Count the lines below that contain the word "缺乏强制性", and reply with only that number.

→ Information supplied:
——————————
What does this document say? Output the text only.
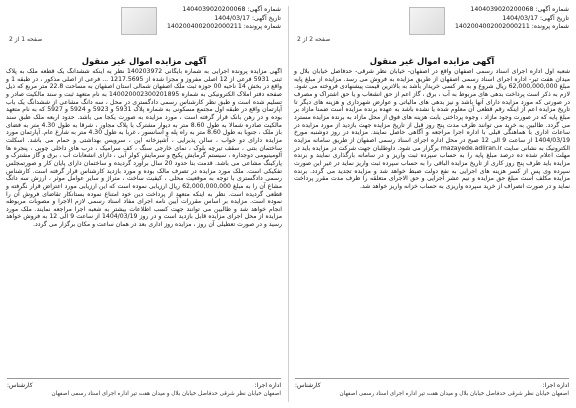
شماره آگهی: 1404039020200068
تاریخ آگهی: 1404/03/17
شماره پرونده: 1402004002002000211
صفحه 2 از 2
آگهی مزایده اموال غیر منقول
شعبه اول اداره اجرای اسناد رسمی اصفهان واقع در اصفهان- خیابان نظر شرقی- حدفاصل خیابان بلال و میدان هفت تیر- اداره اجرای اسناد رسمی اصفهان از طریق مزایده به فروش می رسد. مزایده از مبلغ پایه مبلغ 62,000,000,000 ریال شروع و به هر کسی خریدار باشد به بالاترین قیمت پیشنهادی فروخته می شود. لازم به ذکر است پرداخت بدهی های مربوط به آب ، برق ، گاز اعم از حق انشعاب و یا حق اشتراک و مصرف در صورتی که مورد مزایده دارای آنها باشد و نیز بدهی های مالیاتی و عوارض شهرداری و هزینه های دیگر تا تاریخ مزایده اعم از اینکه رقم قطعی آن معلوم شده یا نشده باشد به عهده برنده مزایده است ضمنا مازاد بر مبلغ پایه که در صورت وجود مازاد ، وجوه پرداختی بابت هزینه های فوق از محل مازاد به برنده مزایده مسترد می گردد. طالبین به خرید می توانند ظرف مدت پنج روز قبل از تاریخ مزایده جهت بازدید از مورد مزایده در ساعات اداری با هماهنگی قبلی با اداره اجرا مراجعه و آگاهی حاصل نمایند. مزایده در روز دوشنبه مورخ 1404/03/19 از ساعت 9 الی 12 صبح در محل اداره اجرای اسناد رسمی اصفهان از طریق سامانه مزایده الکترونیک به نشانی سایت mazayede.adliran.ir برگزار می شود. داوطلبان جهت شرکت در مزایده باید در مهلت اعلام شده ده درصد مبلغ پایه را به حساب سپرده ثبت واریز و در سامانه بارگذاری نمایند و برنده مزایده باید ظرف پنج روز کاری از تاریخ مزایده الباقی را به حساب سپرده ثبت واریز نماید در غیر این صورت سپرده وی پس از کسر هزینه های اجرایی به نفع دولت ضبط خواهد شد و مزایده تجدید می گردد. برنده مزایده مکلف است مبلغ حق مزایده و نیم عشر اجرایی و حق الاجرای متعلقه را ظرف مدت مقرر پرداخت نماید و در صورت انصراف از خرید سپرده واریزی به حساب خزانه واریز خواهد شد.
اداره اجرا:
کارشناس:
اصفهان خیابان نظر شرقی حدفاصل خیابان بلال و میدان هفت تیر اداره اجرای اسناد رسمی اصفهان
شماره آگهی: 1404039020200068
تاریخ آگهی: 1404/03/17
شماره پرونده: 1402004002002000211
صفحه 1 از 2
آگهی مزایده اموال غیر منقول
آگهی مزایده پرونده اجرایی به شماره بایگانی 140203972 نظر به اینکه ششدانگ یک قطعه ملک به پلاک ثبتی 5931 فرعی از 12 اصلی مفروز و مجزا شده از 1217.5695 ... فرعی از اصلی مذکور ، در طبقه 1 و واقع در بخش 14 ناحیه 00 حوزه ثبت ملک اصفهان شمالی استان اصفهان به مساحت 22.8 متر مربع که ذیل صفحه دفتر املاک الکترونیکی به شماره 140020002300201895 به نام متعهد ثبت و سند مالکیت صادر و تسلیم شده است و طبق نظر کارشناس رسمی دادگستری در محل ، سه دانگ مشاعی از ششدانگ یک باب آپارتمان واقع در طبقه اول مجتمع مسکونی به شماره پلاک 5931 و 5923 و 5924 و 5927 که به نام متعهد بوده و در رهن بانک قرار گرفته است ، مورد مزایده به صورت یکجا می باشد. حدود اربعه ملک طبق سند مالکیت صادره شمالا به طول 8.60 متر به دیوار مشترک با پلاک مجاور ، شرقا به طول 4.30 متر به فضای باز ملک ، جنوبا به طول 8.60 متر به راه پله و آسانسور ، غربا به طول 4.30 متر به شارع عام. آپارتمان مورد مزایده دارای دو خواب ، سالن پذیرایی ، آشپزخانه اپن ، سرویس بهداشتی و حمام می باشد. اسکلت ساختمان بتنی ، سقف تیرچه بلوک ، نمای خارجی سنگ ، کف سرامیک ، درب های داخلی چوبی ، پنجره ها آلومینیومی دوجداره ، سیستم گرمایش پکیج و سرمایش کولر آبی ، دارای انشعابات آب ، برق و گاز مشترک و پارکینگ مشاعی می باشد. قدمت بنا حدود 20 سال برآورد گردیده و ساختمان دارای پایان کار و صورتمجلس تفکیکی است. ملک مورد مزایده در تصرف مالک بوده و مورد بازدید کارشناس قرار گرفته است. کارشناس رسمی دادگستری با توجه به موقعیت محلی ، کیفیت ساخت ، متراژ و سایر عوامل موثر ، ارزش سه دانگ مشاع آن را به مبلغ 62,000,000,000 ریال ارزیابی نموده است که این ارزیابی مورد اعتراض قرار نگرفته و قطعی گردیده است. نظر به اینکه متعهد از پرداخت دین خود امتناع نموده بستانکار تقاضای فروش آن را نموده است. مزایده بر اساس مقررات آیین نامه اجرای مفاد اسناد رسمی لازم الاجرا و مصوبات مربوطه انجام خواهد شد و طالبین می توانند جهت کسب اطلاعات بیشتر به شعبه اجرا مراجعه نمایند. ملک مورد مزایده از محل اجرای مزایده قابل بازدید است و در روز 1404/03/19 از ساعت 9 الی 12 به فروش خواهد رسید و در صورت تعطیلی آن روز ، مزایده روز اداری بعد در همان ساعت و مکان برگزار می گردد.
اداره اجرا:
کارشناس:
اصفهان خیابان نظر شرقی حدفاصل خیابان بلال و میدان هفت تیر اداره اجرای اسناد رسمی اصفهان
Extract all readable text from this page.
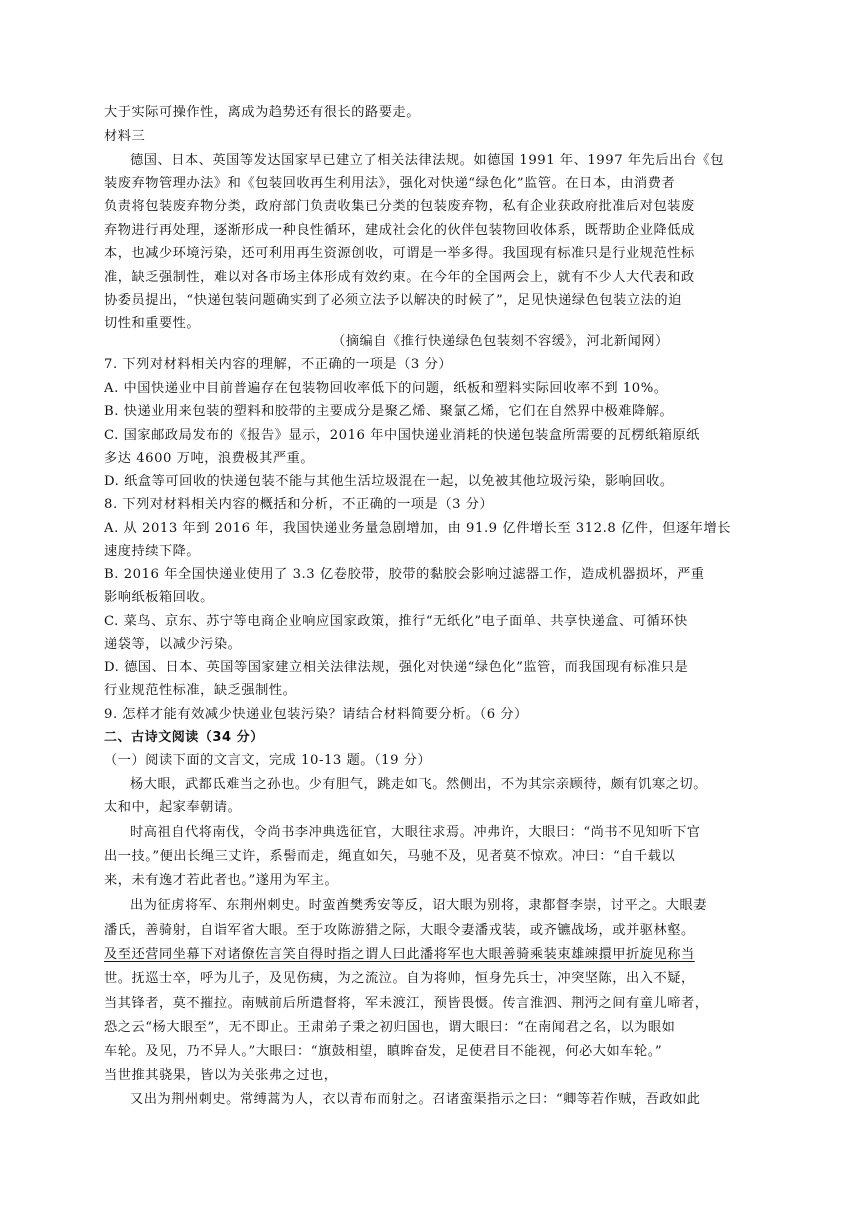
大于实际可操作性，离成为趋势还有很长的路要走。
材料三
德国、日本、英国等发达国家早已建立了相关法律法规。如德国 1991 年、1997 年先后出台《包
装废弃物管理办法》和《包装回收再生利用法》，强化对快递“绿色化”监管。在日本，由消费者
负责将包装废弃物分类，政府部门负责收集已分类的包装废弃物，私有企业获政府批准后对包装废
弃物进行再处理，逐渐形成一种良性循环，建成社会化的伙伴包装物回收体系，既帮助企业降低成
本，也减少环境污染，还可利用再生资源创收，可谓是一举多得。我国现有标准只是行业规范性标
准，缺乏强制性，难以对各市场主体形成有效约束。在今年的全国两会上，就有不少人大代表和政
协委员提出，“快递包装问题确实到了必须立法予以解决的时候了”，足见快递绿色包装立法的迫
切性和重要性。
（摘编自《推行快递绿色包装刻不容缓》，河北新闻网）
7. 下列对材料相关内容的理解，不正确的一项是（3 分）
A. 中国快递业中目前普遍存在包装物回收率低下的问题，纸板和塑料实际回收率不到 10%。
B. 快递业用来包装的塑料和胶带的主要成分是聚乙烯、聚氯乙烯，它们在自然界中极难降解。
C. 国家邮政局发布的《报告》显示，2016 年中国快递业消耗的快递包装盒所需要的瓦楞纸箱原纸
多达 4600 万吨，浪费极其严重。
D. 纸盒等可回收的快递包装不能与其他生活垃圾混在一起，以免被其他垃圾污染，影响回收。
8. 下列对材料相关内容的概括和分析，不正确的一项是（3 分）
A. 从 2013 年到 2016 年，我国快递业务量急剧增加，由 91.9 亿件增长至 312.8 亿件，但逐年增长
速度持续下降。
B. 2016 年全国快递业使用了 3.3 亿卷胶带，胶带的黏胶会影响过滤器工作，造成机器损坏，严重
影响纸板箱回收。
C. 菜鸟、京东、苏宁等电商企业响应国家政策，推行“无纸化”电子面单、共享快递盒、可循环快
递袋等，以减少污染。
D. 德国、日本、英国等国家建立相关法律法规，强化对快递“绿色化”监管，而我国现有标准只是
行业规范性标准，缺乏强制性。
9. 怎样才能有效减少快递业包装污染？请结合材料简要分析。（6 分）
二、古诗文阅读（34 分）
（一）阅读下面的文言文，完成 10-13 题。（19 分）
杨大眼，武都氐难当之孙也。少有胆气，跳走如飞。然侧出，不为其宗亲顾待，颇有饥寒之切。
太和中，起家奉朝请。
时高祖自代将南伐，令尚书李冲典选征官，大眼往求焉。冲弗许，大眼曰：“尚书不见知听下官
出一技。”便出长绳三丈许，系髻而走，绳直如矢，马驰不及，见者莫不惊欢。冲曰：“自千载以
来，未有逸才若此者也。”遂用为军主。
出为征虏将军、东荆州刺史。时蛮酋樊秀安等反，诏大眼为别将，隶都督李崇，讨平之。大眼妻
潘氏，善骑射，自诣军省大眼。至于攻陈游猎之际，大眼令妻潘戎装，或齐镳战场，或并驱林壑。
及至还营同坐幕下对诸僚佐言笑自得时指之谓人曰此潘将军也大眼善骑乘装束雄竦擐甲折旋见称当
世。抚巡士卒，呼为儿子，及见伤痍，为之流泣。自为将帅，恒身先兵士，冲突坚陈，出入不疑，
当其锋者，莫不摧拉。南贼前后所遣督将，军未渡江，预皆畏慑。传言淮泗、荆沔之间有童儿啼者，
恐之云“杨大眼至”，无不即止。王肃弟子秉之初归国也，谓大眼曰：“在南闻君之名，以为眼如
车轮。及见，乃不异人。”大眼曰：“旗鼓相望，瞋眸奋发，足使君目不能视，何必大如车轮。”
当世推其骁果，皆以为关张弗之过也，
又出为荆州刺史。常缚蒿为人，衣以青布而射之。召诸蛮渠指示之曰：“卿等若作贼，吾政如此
——————————
→ Exercise answer:
2